> **Obiettivo a**: Riproduci parola per parola il brano sul karma yoga da "Il karma yoga: al" a "ogni gesto meditazione.".

> **Testo estratto**:
# # #

Qualche breve accenno sul karma yoga, affascinante sentiero dello yoga dove non servono doti intellettuali o mistiche ma solo la volontà di cambiare la propria prospettiva nelle azioni

Il karma yoga: al di là dei risultati

Un’aspirazione di ogni yogi è quella di portare la pratica fuori dal tappetino: coltivare cioè uno spirito yogico costantemente, anche quando si è al lavoro, sul tram o semplicemente si interagisce con le persone. Così ogni azione diviene yoga e ogni gesto meditazione.

Questa è la via che porta sul sentiero del karma yoga, uno dei percorsi tradizionali per raggiungere la realizzazione. Può essere denominato nella nostra lingua “yoga dell’azione” e consiste nella scrupolosa esecuzione dei propri doveri in modo disinteressato, ovvero senza alcun attaccamento al risultato da essi prodotto. In poche parole così recita la Bhagavad Gītā (famosissimo testo della tradizione induista): “Si deve dunque agire per dovere, senza attaccamento ai frutti dell'azione, perché agendo senza attaccamento si raggiunge il Supremo”. In questo modo l’azione eseguita non produrrà effetti karmici e porterà l’individuo al conseguimento del moksa, la liberazione dal ciclo delle rinascite. 

 

L'origine del karma yoga

Come già accennato, il Karma yoga è uno degli insegnamenti della Bhagavad Gītā che vi si dedica soprattutto nel capitolo terzo. Qui Arjuna, il celebre principe di uno dei più grandi poemi epici dell'India, il Mahabharata, si interroga: se la conoscenza è superiore all’atto, perché impegnarsi e agire? L’eroe infatti è sul campo di battaglia titubante nell’intraprendere una cruenta lotta; preso dal dubbio si chiede se per la sua realizzazione spirituale non debba abbandonare le armi e astenersi dal combattere. Espone così le sue esitazioni a Krisna (manifestazione - Avatāra - del dio Viṣṇu) in una chiarificazione che non tarda ad arrivare.

# # #

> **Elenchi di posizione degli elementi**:
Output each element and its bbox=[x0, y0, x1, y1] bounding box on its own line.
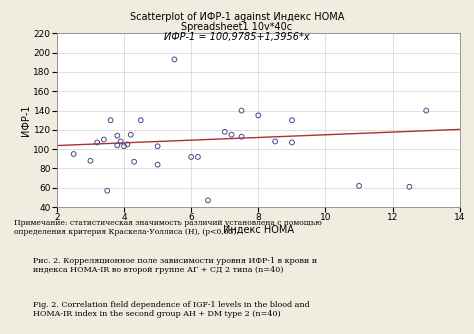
Point bbox=[127, 132, 135, 137]
Point bbox=[238, 108, 246, 113]
Point bbox=[154, 144, 161, 149]
Text: Spreadsheet1 10v*40c: Spreadsheet1 10v*40c bbox=[182, 22, 292, 32]
Point bbox=[107, 118, 114, 123]
Point bbox=[288, 140, 296, 145]
X-axis label: Индекс НОМА: Индекс НОМА bbox=[223, 225, 294, 235]
Point bbox=[154, 162, 161, 167]
Point bbox=[100, 137, 108, 142]
Point bbox=[255, 113, 262, 118]
Text: Scatterplot of ИФР-1 against Индекс НОМА: Scatterplot of ИФР-1 against Индекс НОМА bbox=[130, 12, 344, 22]
Text: Fig. 2. Correlation field dependence of IGF-1 levels in the blood and
HOMA-IR in: Fig. 2. Correlation field dependence of … bbox=[33, 301, 310, 318]
Point bbox=[117, 139, 125, 144]
Point bbox=[288, 118, 296, 123]
Point bbox=[70, 151, 77, 157]
Point bbox=[238, 134, 246, 139]
Point bbox=[228, 132, 235, 137]
Text: Примечание: статистическая значимость различий установлена с помощью
определения: Примечание: статистическая значимость ра… bbox=[14, 219, 322, 236]
Point bbox=[120, 144, 128, 149]
Point bbox=[194, 154, 201, 160]
Point bbox=[406, 184, 413, 189]
Point bbox=[93, 140, 101, 145]
Text: ИФР-1 = 100,9785+1,3956*x: ИФР-1 = 100,9785+1,3956*x bbox=[164, 32, 310, 42]
Point bbox=[171, 57, 178, 62]
Point bbox=[130, 159, 138, 164]
Y-axis label: ИФР-1: ИФР-1 bbox=[20, 105, 31, 136]
Point bbox=[221, 129, 228, 135]
Point bbox=[113, 143, 121, 148]
Point bbox=[271, 139, 279, 144]
Point bbox=[103, 188, 111, 193]
Point bbox=[87, 158, 94, 163]
Point bbox=[113, 133, 121, 138]
Point bbox=[137, 118, 145, 123]
Point bbox=[124, 142, 131, 147]
Point bbox=[187, 154, 195, 160]
Point bbox=[422, 108, 430, 113]
Point bbox=[204, 198, 212, 203]
Text: Рис. 2. Корреляционное поле зависимости уровня ИФР-1 в крови и
индекса HOMA-IR в: Рис. 2. Корреляционное поле зависимости … bbox=[33, 257, 318, 274]
Point bbox=[355, 183, 363, 188]
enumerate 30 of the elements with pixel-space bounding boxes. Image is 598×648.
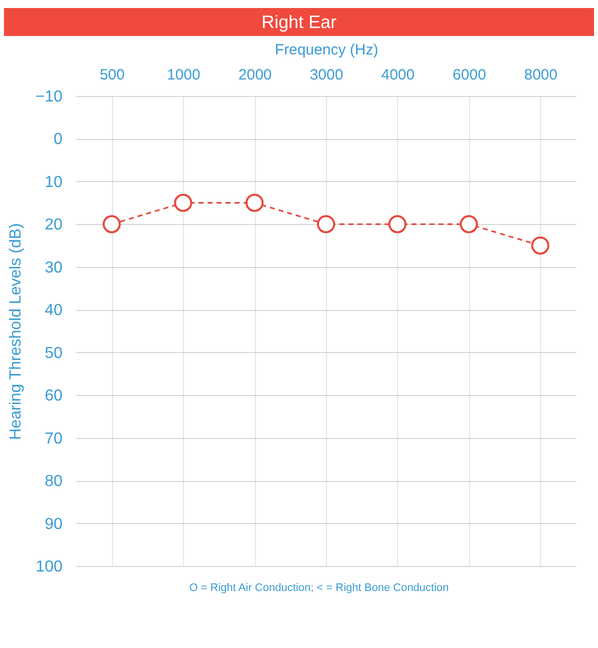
x-tick-label: 2000	[238, 66, 272, 84]
point	[102, 215, 121, 234]
chart-title: Right Ear	[4, 8, 594, 36]
x-tick-label: 1000	[166, 66, 200, 84]
x-axis-title: Frequency (Hz)	[274, 42, 378, 58]
text: O = Right Air Conduction; < = Right Bone Conduction	[188, 582, 450, 594]
y-tick-label: −10	[35, 88, 63, 106]
y-tick-label: 100	[36, 558, 63, 576]
point	[460, 215, 478, 234]
y-tick-label: 20	[44, 216, 63, 234]
point	[388, 215, 406, 234]
point	[174, 194, 192, 212]
x-tick-label: 6000	[452, 66, 486, 84]
y-tick-label: 60	[44, 388, 63, 405]
y-axis-title: Hearing Threshold Levels (dB)	[7, 223, 24, 440]
x-tick-label: 4000	[381, 66, 415, 84]
y-tick-label: 50	[44, 344, 63, 362]
point	[531, 236, 550, 255]
y-tick-label: 80	[44, 473, 63, 490]
point	[246, 194, 264, 212]
y-tick-label: 40	[44, 302, 63, 320]
x-tick-label: 8000	[524, 66, 558, 84]
y-tick-label: 10	[44, 174, 63, 191]
x-tick-label: 500	[100, 66, 125, 84]
y-tick-label: 0	[54, 131, 63, 148]
y-tick-label: 30	[44, 259, 63, 276]
x-tick-label: 3000	[310, 66, 344, 84]
y-tick-label: 70	[44, 430, 63, 448]
point	[316, 215, 336, 234]
y-tick-label: 90	[44, 516, 63, 533]
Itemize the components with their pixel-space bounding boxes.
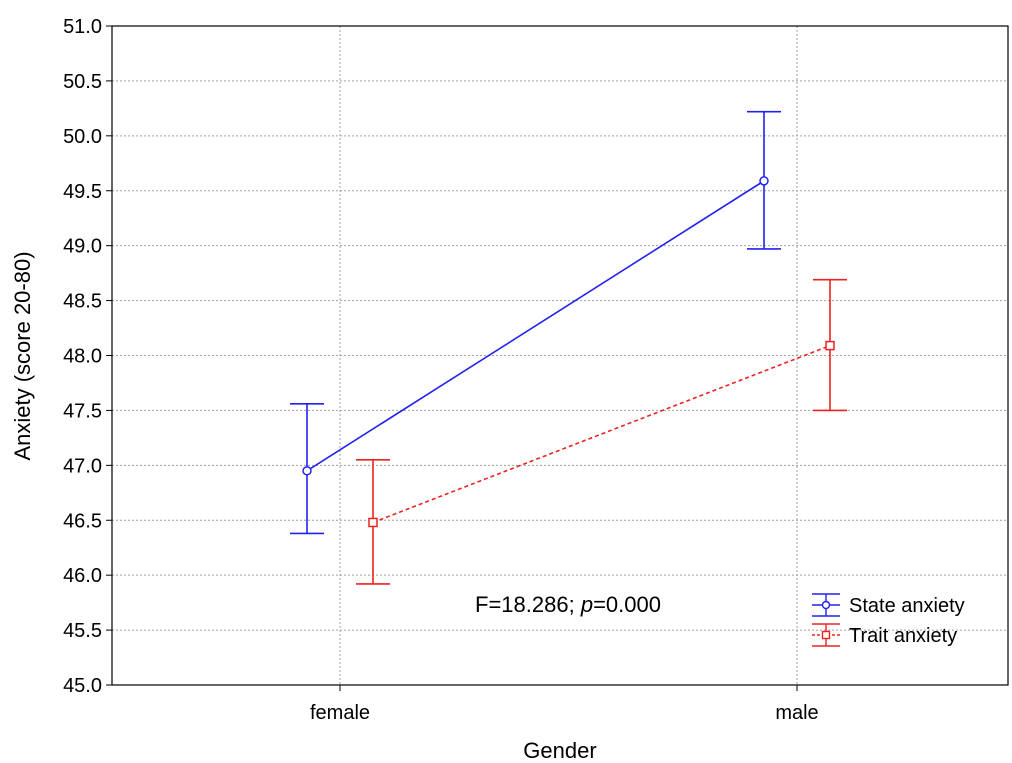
series-state-anxiety <box>290 110 781 535</box>
y-tick-label: 50.0 <box>63 126 102 148</box>
stats-annotation: F=18.286; p=0.000 <box>475 592 661 617</box>
data-point <box>759 176 769 186</box>
y-tick-label: 47.5 <box>63 400 102 422</box>
legend-label: State anxiety <box>849 595 965 617</box>
grid-layer <box>112 26 1008 685</box>
y-tick-label: 49.5 <box>63 181 102 203</box>
series-trait-anxiety <box>356 278 847 585</box>
series-layer <box>290 110 847 585</box>
y-tick-label: 51.0 <box>63 16 102 38</box>
legend-label: Trait anxiety <box>849 625 957 647</box>
y-tick-label: 46.0 <box>63 565 102 587</box>
legend-entry: State anxiety <box>812 593 965 617</box>
data-point <box>302 466 312 476</box>
y-tick-label: 49.0 <box>63 236 102 258</box>
y-tick-label: 48.5 <box>63 291 102 313</box>
legend-marker <box>821 600 831 610</box>
stats-annotation-suffix: =0.000 <box>593 592 661 617</box>
y-tick-label: 48.0 <box>63 346 102 368</box>
stats-annotation-prefix: F=18.286; <box>475 592 581 617</box>
tick-layer: 45.0 45.5 46.0 46.5 47.0 47.5 48.0 48.5 49.0 49.5… <box>63 16 819 724</box>
data-point <box>368 517 378 528</box>
legend-entry: Trait anxiety <box>812 623 957 647</box>
y-tick-label: 46.5 <box>63 510 102 532</box>
y-tick-label: 47.0 <box>63 455 102 477</box>
x-tick-label: female <box>310 702 370 724</box>
series-line <box>306 180 765 472</box>
x-tick-label: male <box>775 702 818 724</box>
y-tick-label: 45.0 <box>63 675 102 697</box>
legend-marker <box>821 630 831 640</box>
y-axis-title: Anxiety (score 20-80) <box>10 251 35 460</box>
y-tick-label: 45.5 <box>63 620 102 642</box>
x-axis-title: Gender <box>523 738 596 763</box>
series-line <box>372 344 831 524</box>
stats-annotation-p: p <box>580 592 593 617</box>
legend: State anxiety Trait anxiety <box>812 593 965 647</box>
data-point <box>825 340 835 351</box>
y-tick-label: 50.5 <box>63 71 102 93</box>
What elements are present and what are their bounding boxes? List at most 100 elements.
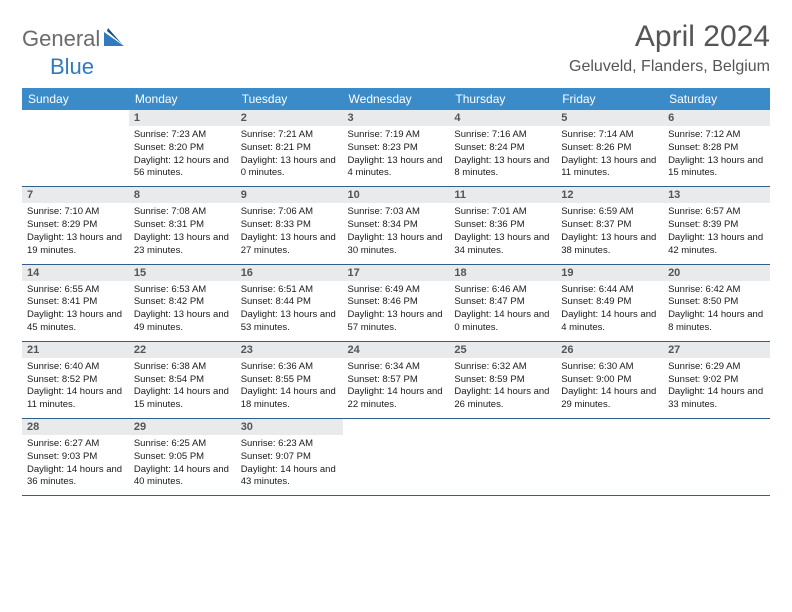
calendar-week-row: 14Sunrise: 6:55 AMSunset: 8:41 PMDayligh… <box>22 264 770 341</box>
day-details: Sunrise: 6:55 AMSunset: 8:41 PMDaylight:… <box>22 281 129 341</box>
calendar-week-row: 28Sunrise: 6:27 AMSunset: 9:03 PMDayligh… <box>22 419 770 496</box>
calendar-cell: 28Sunrise: 6:27 AMSunset: 9:03 PMDayligh… <box>22 419 129 496</box>
day-number: 20 <box>663 265 770 281</box>
day-details: Sunrise: 6:46 AMSunset: 8:47 PMDaylight:… <box>449 281 556 341</box>
day-number: 26 <box>556 342 663 358</box>
day-details: Sunrise: 6:44 AMSunset: 8:49 PMDaylight:… <box>556 281 663 341</box>
logo-word-blue: Blue <box>50 54 94 79</box>
calendar-cell: 22Sunrise: 6:38 AMSunset: 8:54 PMDayligh… <box>129 341 236 418</box>
day-number: 18 <box>449 265 556 281</box>
day-number: 15 <box>129 265 236 281</box>
weekday-header: Tuesday <box>236 88 343 110</box>
calendar-cell: 0 <box>556 419 663 496</box>
day-number: 4 <box>449 110 556 126</box>
day-details: Sunrise: 7:12 AMSunset: 8:28 PMDaylight:… <box>663 126 770 186</box>
calendar-cell: 27Sunrise: 6:29 AMSunset: 9:02 PMDayligh… <box>663 341 770 418</box>
day-number: 5 <box>556 110 663 126</box>
calendar-cell: 5Sunrise: 7:14 AMSunset: 8:26 PMDaylight… <box>556 110 663 187</box>
day-number: 28 <box>22 419 129 435</box>
day-details: Sunrise: 7:14 AMSunset: 8:26 PMDaylight:… <box>556 126 663 186</box>
day-details: Sunrise: 6:53 AMSunset: 8:42 PMDaylight:… <box>129 281 236 341</box>
day-details: Sunrise: 7:21 AMSunset: 8:21 PMDaylight:… <box>236 126 343 186</box>
calendar-body: 0 1Sunrise: 7:23 AMSunset: 8:20 PMDaylig… <box>22 110 770 496</box>
calendar-cell: 10Sunrise: 7:03 AMSunset: 8:34 PMDayligh… <box>343 187 450 264</box>
day-number: 6 <box>663 110 770 126</box>
day-number: 25 <box>449 342 556 358</box>
day-number: 21 <box>22 342 129 358</box>
calendar-cell: 14Sunrise: 6:55 AMSunset: 8:41 PMDayligh… <box>22 264 129 341</box>
day-number: 3 <box>343 110 450 126</box>
day-number: 27 <box>663 342 770 358</box>
day-details: Sunrise: 7:08 AMSunset: 8:31 PMDaylight:… <box>129 203 236 263</box>
calendar-cell: 4Sunrise: 7:16 AMSunset: 8:24 PMDaylight… <box>449 110 556 187</box>
day-number: 8 <box>129 187 236 203</box>
day-details: Sunrise: 6:51 AMSunset: 8:44 PMDaylight:… <box>236 281 343 341</box>
header: General April 2024 Geluveld, Flanders, B… <box>22 20 770 76</box>
day-details: Sunrise: 6:27 AMSunset: 9:03 PMDaylight:… <box>22 435 129 495</box>
day-details: Sunrise: 6:49 AMSunset: 8:46 PMDaylight:… <box>343 281 450 341</box>
calendar-week-row: 21Sunrise: 6:40 AMSunset: 8:52 PMDayligh… <box>22 341 770 418</box>
day-number: 12 <box>556 187 663 203</box>
calendar-week-row: 7Sunrise: 7:10 AMSunset: 8:29 PMDaylight… <box>22 187 770 264</box>
calendar-cell: 29Sunrise: 6:25 AMSunset: 9:05 PMDayligh… <box>129 419 236 496</box>
logo: General <box>22 26 126 52</box>
weekday-header: Saturday <box>663 88 770 110</box>
day-details: Sunrise: 6:57 AMSunset: 8:39 PMDaylight:… <box>663 203 770 263</box>
day-number: 19 <box>556 265 663 281</box>
day-number: 9 <box>236 187 343 203</box>
calendar-week-row: 0 1Sunrise: 7:23 AMSunset: 8:20 PMDaylig… <box>22 110 770 187</box>
day-details: Sunrise: 7:10 AMSunset: 8:29 PMDaylight:… <box>22 203 129 263</box>
calendar-cell: 2Sunrise: 7:21 AMSunset: 8:21 PMDaylight… <box>236 110 343 187</box>
day-number: 16 <box>236 265 343 281</box>
day-number: 23 <box>236 342 343 358</box>
calendar-cell: 0 <box>449 419 556 496</box>
calendar-cell: 16Sunrise: 6:51 AMSunset: 8:44 PMDayligh… <box>236 264 343 341</box>
day-details: Sunrise: 6:29 AMSunset: 9:02 PMDaylight:… <box>663 358 770 418</box>
day-number: 7 <box>22 187 129 203</box>
calendar-document: General April 2024 Geluveld, Flanders, B… <box>0 0 792 516</box>
title-block: April 2024 Geluveld, Flanders, Belgium <box>569 20 770 76</box>
calendar-cell: 24Sunrise: 6:34 AMSunset: 8:57 PMDayligh… <box>343 341 450 418</box>
calendar-cell: 17Sunrise: 6:49 AMSunset: 8:46 PMDayligh… <box>343 264 450 341</box>
day-number: 24 <box>343 342 450 358</box>
calendar-header-row: SundayMondayTuesdayWednesdayThursdayFrid… <box>22 88 770 110</box>
calendar-cell: 6Sunrise: 7:12 AMSunset: 8:28 PMDaylight… <box>663 110 770 187</box>
day-details: Sunrise: 6:23 AMSunset: 9:07 PMDaylight:… <box>236 435 343 495</box>
calendar-cell: 30Sunrise: 6:23 AMSunset: 9:07 PMDayligh… <box>236 419 343 496</box>
logo-word-general: General <box>22 26 100 52</box>
day-details: Sunrise: 7:23 AMSunset: 8:20 PMDaylight:… <box>129 126 236 186</box>
calendar-cell: 13Sunrise: 6:57 AMSunset: 8:39 PMDayligh… <box>663 187 770 264</box>
calendar-cell: 20Sunrise: 6:42 AMSunset: 8:50 PMDayligh… <box>663 264 770 341</box>
calendar-cell: 12Sunrise: 6:59 AMSunset: 8:37 PMDayligh… <box>556 187 663 264</box>
weekday-header: Sunday <box>22 88 129 110</box>
day-details: Sunrise: 6:34 AMSunset: 8:57 PMDaylight:… <box>343 358 450 418</box>
calendar-cell: 11Sunrise: 7:01 AMSunset: 8:36 PMDayligh… <box>449 187 556 264</box>
day-number: 14 <box>22 265 129 281</box>
calendar-cell: 15Sunrise: 6:53 AMSunset: 8:42 PMDayligh… <box>129 264 236 341</box>
calendar-cell: 0 <box>343 419 450 496</box>
day-details: Sunrise: 7:01 AMSunset: 8:36 PMDaylight:… <box>449 203 556 263</box>
calendar-cell: 1Sunrise: 7:23 AMSunset: 8:20 PMDaylight… <box>129 110 236 187</box>
day-number: 13 <box>663 187 770 203</box>
day-details: Sunrise: 7:03 AMSunset: 8:34 PMDaylight:… <box>343 203 450 263</box>
calendar-cell: 3Sunrise: 7:19 AMSunset: 8:23 PMDaylight… <box>343 110 450 187</box>
day-details: Sunrise: 6:40 AMSunset: 8:52 PMDaylight:… <box>22 358 129 418</box>
calendar-cell: 26Sunrise: 6:30 AMSunset: 9:00 PMDayligh… <box>556 341 663 418</box>
logo-triangle-icon <box>104 28 124 51</box>
calendar-cell: 18Sunrise: 6:46 AMSunset: 8:47 PMDayligh… <box>449 264 556 341</box>
weekday-header: Monday <box>129 88 236 110</box>
weekday-header: Friday <box>556 88 663 110</box>
day-details: Sunrise: 7:16 AMSunset: 8:24 PMDaylight:… <box>449 126 556 186</box>
weekday-header: Wednesday <box>343 88 450 110</box>
day-details: Sunrise: 6:36 AMSunset: 8:55 PMDaylight:… <box>236 358 343 418</box>
month-title: April 2024 <box>569 20 770 54</box>
day-details: Sunrise: 6:59 AMSunset: 8:37 PMDaylight:… <box>556 203 663 263</box>
day-number: 11 <box>449 187 556 203</box>
day-details: Sunrise: 6:32 AMSunset: 8:59 PMDaylight:… <box>449 358 556 418</box>
calendar-cell: 0 <box>663 419 770 496</box>
calendar-table: SundayMondayTuesdayWednesdayThursdayFrid… <box>22 88 770 496</box>
calendar-cell: 9Sunrise: 7:06 AMSunset: 8:33 PMDaylight… <box>236 187 343 264</box>
day-number: 22 <box>129 342 236 358</box>
weekday-header: Thursday <box>449 88 556 110</box>
calendar-cell: 7Sunrise: 7:10 AMSunset: 8:29 PMDaylight… <box>22 187 129 264</box>
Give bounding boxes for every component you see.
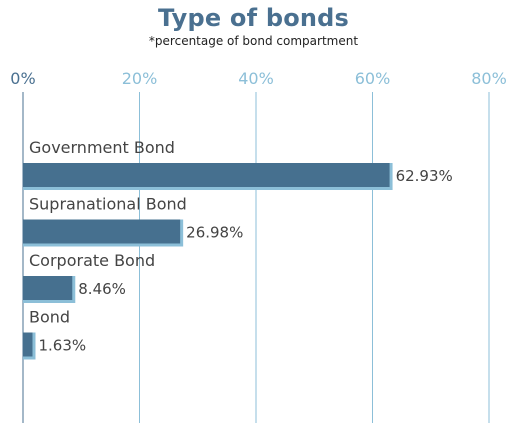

# # #

> **Obiettivo b**: Trascrivi senza alcuna modifica le righe dei record dalla riga con "series-state-anxiety <box>290 110" alla riga con "legend-label: State anxiety", comprese entrambe.

> **Risposta corretta a**:
Il karma yoga: al di là dei risultati

Un’aspirazione di ogni yogi è quella di portare la pratica fuori dal tappetino: coltivare cioè uno spirito yogico costantemente, anche quando si è al lavoro, sul tram o semplicemente si interagisce con le persone. Così ogni azione diviene yoga e ogni gesto meditazione.

> **Risposta corretta b**:
series-state-anxiety <box>290 110 781 535</box>
y-tick-label: 50.0 <box>63 126 102 148</box>
stats-annotation: F=18.286; p=0.000 <box>475 592 661 617</box>
data-point <box>759 176 769 186</box>
y-tick-label: 47.5 <box>63 400 102 422</box>
legend-label: State anxiety <box>849 595 965 617</box>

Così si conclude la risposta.